_What to do:_ All lines in the data bearing the string "rgba" should be identified and copied.

* start Data shown *

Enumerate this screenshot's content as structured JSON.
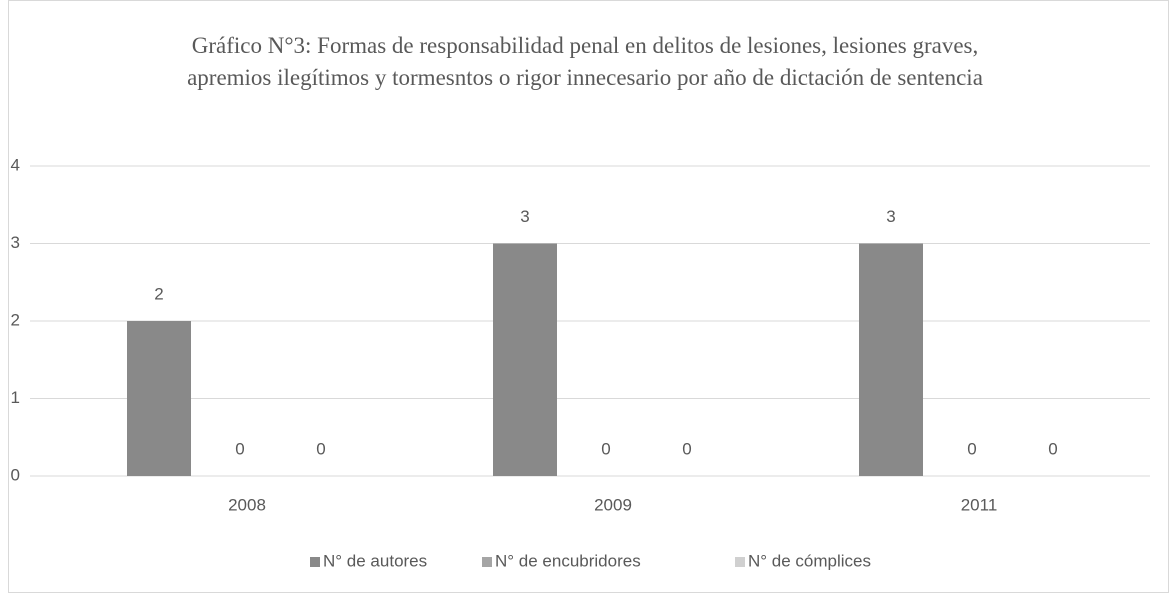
{
  "chart_data": {
    "type": "bar",
    "title": "Gráfico N°3: Formas de responsabilidad penal en delitos de lesiones, lesiones graves, apremios ilegítimos y tormesntos o rigor innecesario por año de dictación de sentencia",
    "categories": [
      "2008",
      "2009",
      "2011"
    ],
    "series": [
      {
        "name": "N° de autores",
        "color": "#898989",
        "values": [
          2,
          3,
          3
        ]
      },
      {
        "name": "N° de encubridores",
        "color": "#a5a5a5",
        "values": [
          0,
          0,
          0
        ]
      },
      {
        "name": "N° de cómplices",
        "color": "#d0d0d0",
        "values": [
          0,
          0,
          0
        ]
      }
    ],
    "ylim": [
      0,
      4
    ],
    "yticks": [
      0,
      1,
      2,
      3,
      4
    ],
    "grid": true,
    "legend": "bottom"
  }
}
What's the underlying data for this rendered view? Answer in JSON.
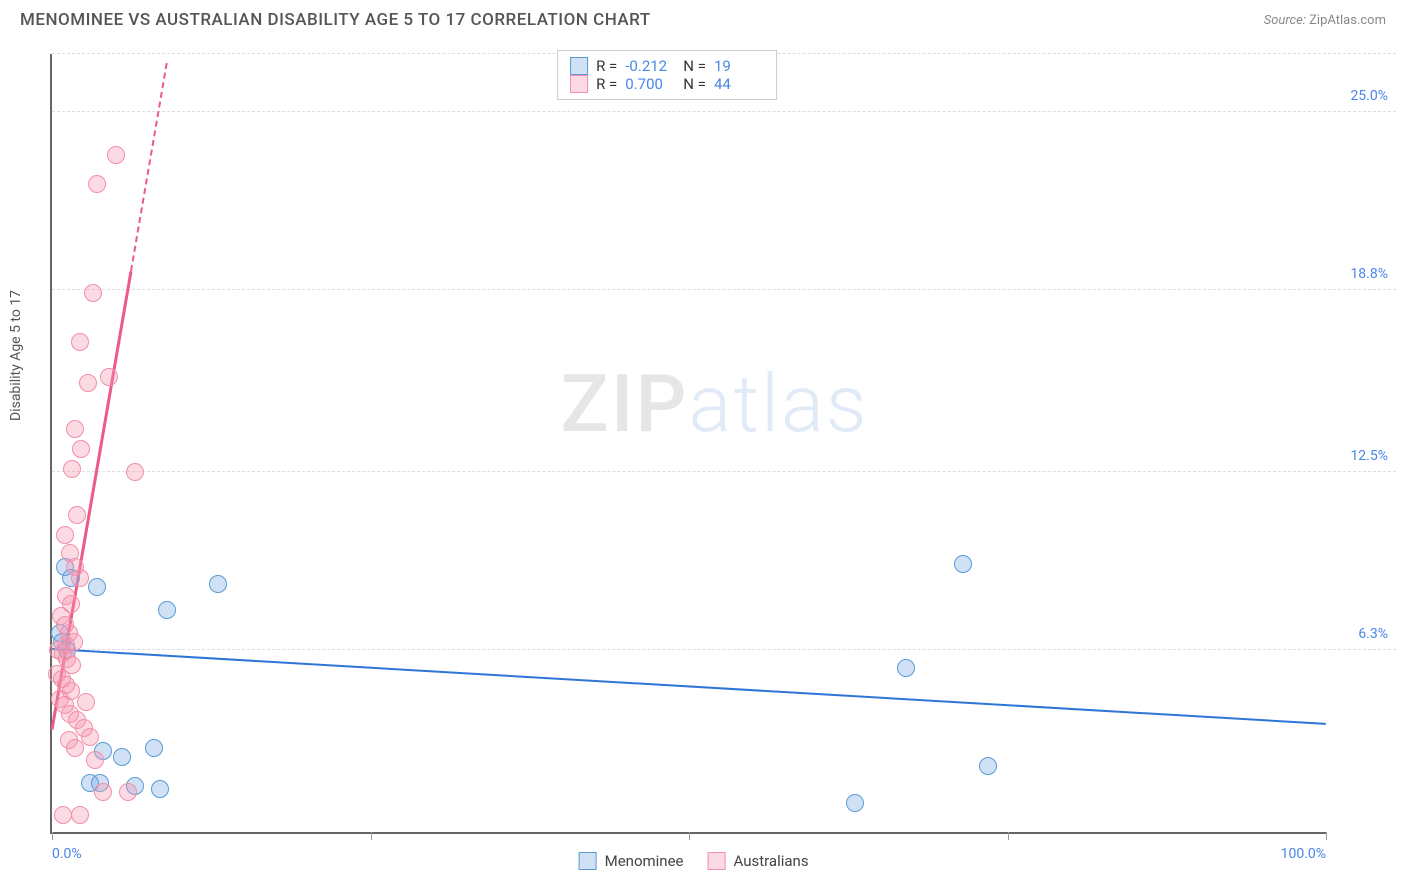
{
  "header": {
    "title": "MENOMINEE VS AUSTRALIAN DISABILITY AGE 5 TO 17 CORRELATION CHART",
    "source_label": "Source:",
    "source_value": "ZipAtlas.com"
  },
  "ylabel": "Disability Age 5 to 17",
  "watermark": {
    "part1": "ZIP",
    "part2": "atlas"
  },
  "chart": {
    "type": "scatter",
    "xlim": [
      0,
      100
    ],
    "ylim": [
      0,
      27
    ],
    "x_ticks": [
      0,
      25,
      50,
      75,
      100
    ],
    "x_tick_labels": {
      "0": "0.0%",
      "100": "100.0%"
    },
    "y_gridlines": [
      6.3,
      12.5,
      18.8,
      25.0
    ],
    "y_grid_labels": [
      "6.3%",
      "12.5%",
      "18.8%",
      "25.0%"
    ],
    "background_color": "#ffffff",
    "grid_color": "#dddddd",
    "axis_color": "#666666",
    "tick_label_color": "#4a86e8",
    "point_radius": 9,
    "series": [
      {
        "name": "Menominee",
        "fill": "rgba(120,170,230,0.35)",
        "stroke": "#5b9bd5",
        "r_value": "-0.212",
        "n_value": "19",
        "trend": {
          "x1": 0,
          "y1": 6.4,
          "x2": 100,
          "y2": 3.8,
          "color": "#2e75d6",
          "width": 2
        },
        "points": [
          [
            1.0,
            9.2
          ],
          [
            1.5,
            8.8
          ],
          [
            3.5,
            8.5
          ],
          [
            0.6,
            6.9
          ],
          [
            0.8,
            6.6
          ],
          [
            1.2,
            6.3
          ],
          [
            4.0,
            2.8
          ],
          [
            5.5,
            2.6
          ],
          [
            8.0,
            2.9
          ],
          [
            3.0,
            1.7
          ],
          [
            3.8,
            1.7
          ],
          [
            6.5,
            1.6
          ],
          [
            8.5,
            1.5
          ],
          [
            13.0,
            8.6
          ],
          [
            9.0,
            7.7
          ],
          [
            71.5,
            9.3
          ],
          [
            67.0,
            5.7
          ],
          [
            63.0,
            1.0
          ],
          [
            73.5,
            2.3
          ]
        ]
      },
      {
        "name": "Australians",
        "fill": "rgba(245,150,175,0.35)",
        "stroke": "#f28fa9",
        "r_value": "0.700",
        "n_value": "44",
        "trend_solid": {
          "x1": 0,
          "y1": 3.6,
          "x2": 6.2,
          "y2": 19.5,
          "color": "#ec5a86",
          "width": 3
        },
        "trend_dashed": {
          "x1": 6.2,
          "y1": 19.5,
          "x2": 9.0,
          "y2": 26.7,
          "color": "#ec5a86",
          "width": 2
        },
        "points": [
          [
            5.0,
            23.5
          ],
          [
            3.5,
            22.5
          ],
          [
            3.2,
            18.7
          ],
          [
            2.2,
            17.0
          ],
          [
            2.8,
            15.6
          ],
          [
            4.5,
            15.8
          ],
          [
            1.8,
            14.0
          ],
          [
            2.3,
            13.3
          ],
          [
            1.6,
            12.6
          ],
          [
            6.5,
            12.5
          ],
          [
            2.0,
            11.0
          ],
          [
            1.0,
            10.3
          ],
          [
            1.4,
            9.7
          ],
          [
            1.8,
            9.2
          ],
          [
            2.2,
            8.8
          ],
          [
            1.1,
            8.2
          ],
          [
            1.5,
            7.9
          ],
          [
            0.7,
            7.5
          ],
          [
            1.0,
            7.2
          ],
          [
            1.3,
            6.9
          ],
          [
            1.7,
            6.6
          ],
          [
            0.5,
            6.3
          ],
          [
            0.9,
            6.2
          ],
          [
            1.2,
            6.0
          ],
          [
            1.6,
            5.8
          ],
          [
            0.4,
            5.5
          ],
          [
            0.8,
            5.3
          ],
          [
            1.1,
            5.1
          ],
          [
            1.5,
            4.9
          ],
          [
            0.6,
            4.6
          ],
          [
            1.0,
            4.4
          ],
          [
            1.4,
            4.1
          ],
          [
            2.0,
            3.9
          ],
          [
            2.5,
            3.6
          ],
          [
            1.3,
            3.2
          ],
          [
            1.8,
            2.9
          ],
          [
            3.0,
            3.3
          ],
          [
            0.9,
            0.6
          ],
          [
            2.2,
            0.6
          ],
          [
            3.4,
            2.5
          ],
          [
            4.0,
            1.4
          ],
          [
            6.0,
            1.4
          ],
          [
            2.7,
            4.5
          ],
          [
            1.1,
            6.5
          ]
        ]
      }
    ]
  },
  "legend_top": {
    "r_label": "R =",
    "n_label": "N ="
  },
  "legend_bottom": {
    "items": [
      "Menominee",
      "Australians"
    ]
  }
}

* end Data shown *

_Solution for this problem:_
        "fill": "rgba(120,170,230,0.35)",
        "fill": "rgba(245,150,175,0.35)",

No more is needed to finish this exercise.